* BEGIN Dataset entries *

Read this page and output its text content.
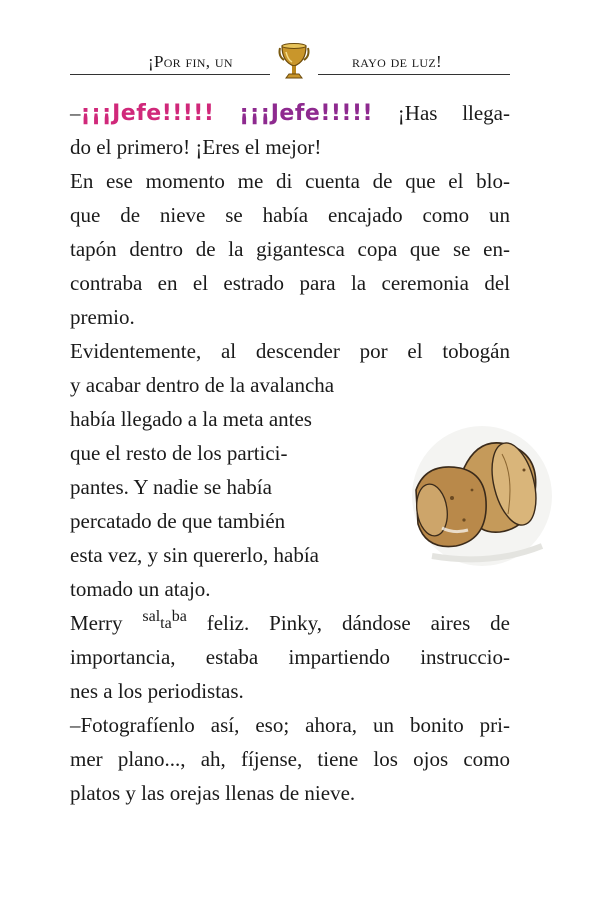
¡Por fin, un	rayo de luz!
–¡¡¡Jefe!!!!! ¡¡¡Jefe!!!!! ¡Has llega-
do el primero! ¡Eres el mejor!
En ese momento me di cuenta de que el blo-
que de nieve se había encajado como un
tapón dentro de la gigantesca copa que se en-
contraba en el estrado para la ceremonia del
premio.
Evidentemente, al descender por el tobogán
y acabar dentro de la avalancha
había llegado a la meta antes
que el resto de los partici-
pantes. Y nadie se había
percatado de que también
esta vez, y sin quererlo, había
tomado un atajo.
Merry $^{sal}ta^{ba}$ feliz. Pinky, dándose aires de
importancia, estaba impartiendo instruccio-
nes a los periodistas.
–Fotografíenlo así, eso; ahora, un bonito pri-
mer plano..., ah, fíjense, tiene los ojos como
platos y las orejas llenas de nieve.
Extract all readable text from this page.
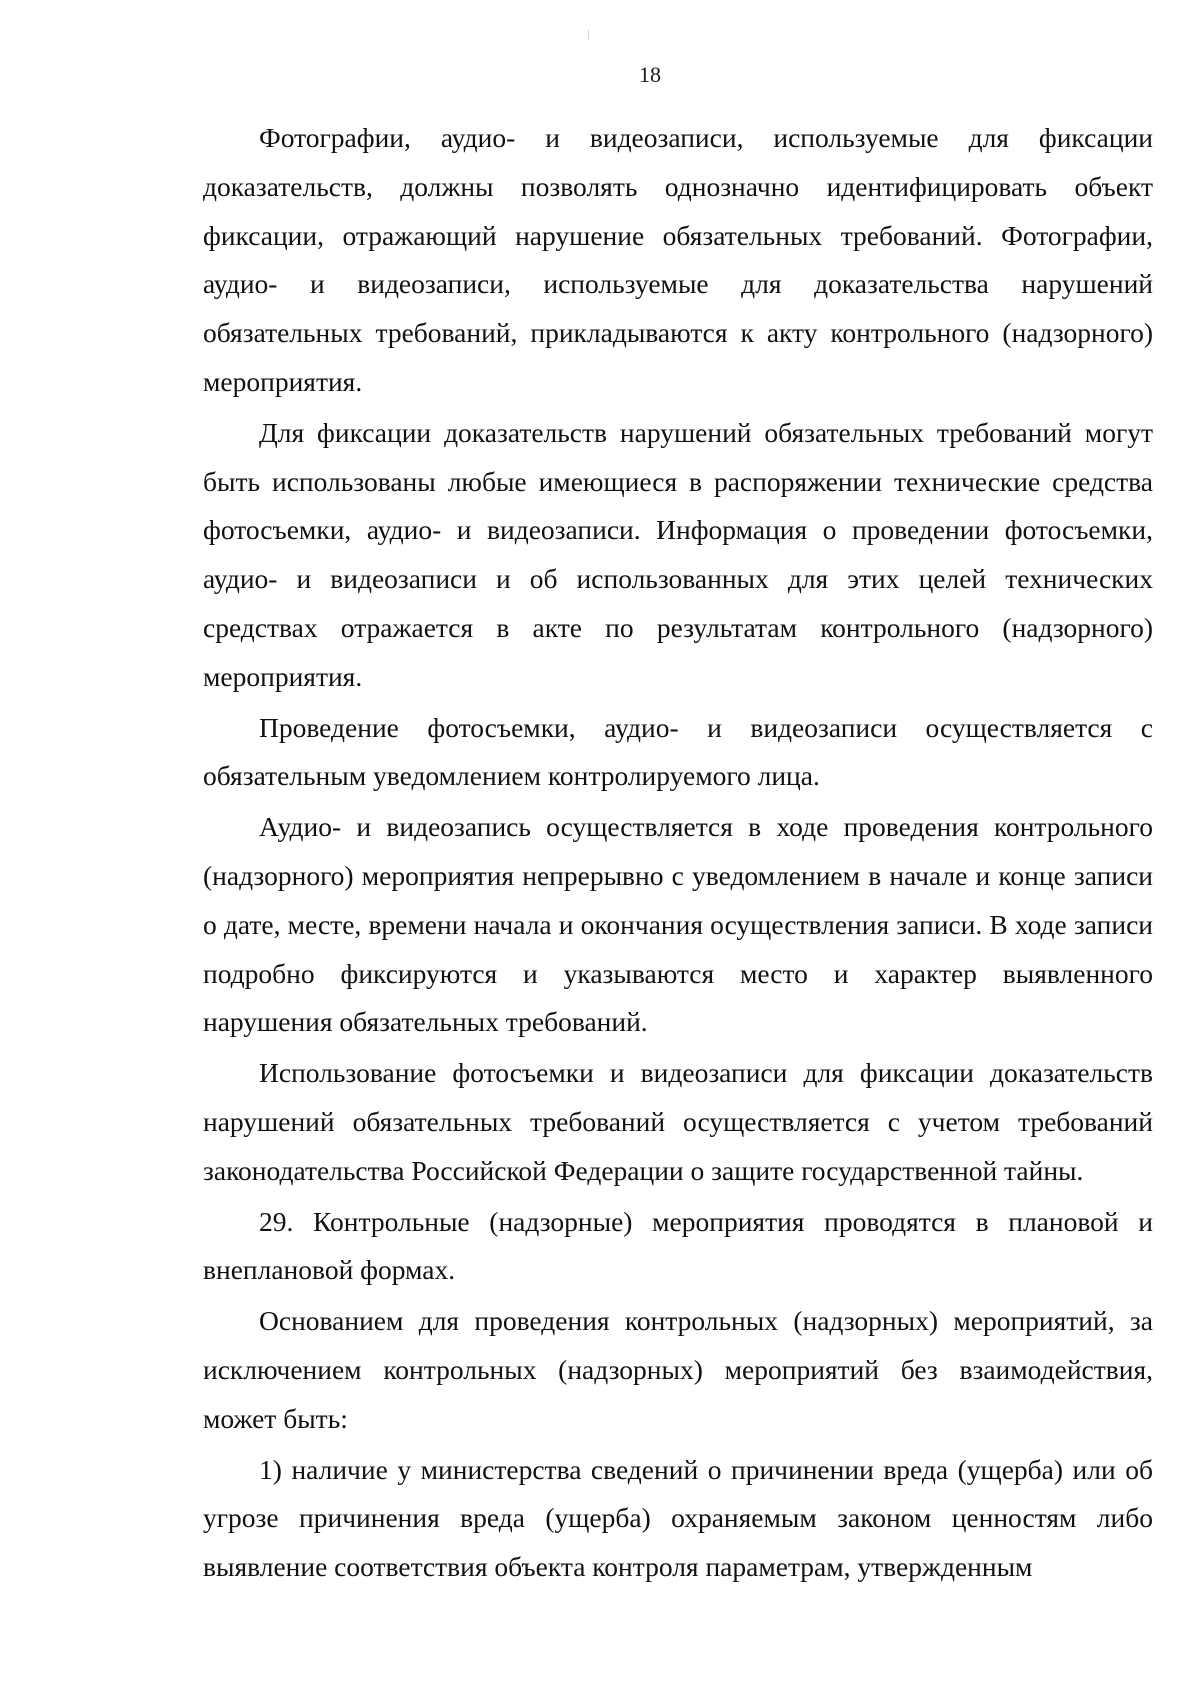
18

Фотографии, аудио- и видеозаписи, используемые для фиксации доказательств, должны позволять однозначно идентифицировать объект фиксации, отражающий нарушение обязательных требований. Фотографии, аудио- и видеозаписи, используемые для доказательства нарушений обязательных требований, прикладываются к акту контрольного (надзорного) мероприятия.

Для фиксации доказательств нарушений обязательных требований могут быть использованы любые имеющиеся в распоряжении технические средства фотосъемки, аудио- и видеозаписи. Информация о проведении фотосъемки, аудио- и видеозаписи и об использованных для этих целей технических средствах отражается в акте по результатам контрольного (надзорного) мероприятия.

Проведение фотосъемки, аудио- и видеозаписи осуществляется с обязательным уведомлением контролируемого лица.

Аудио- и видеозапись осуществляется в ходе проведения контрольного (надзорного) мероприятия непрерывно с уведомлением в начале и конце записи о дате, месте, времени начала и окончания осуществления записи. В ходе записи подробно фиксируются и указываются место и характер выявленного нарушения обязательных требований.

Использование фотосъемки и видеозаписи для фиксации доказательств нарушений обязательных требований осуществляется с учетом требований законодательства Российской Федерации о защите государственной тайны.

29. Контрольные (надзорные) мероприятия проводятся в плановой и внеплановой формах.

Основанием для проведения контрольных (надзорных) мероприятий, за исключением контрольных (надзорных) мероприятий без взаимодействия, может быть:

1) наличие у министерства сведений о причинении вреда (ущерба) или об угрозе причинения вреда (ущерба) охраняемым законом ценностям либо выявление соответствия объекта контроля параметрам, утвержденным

* END Dataset entries *

_Exercise description_
Copy each line of the listing that contains the string "había".

_Task answer_
que de nieve se había encajado como un
había llegado a la meta antes
pantes. Y nadie se había
esta vez, y sin quererlo, había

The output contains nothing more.